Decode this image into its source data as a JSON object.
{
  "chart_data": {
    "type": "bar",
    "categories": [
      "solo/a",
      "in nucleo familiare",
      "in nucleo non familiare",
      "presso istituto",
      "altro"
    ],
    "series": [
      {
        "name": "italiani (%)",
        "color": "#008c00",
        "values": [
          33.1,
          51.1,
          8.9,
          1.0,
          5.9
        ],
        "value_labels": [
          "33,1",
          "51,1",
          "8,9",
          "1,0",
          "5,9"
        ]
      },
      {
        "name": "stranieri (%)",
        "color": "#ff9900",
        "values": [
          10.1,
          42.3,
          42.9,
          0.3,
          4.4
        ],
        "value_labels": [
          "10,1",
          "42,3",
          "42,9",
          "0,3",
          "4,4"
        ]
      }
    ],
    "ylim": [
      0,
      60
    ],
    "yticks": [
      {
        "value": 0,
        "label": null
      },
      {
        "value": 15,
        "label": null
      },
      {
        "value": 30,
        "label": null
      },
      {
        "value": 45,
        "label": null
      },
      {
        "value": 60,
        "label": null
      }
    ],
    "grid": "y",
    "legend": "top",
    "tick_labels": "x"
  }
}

::::::

Work to complete :: Give only the number of lines in the entries above that contain the string "familiare".

The output :: 2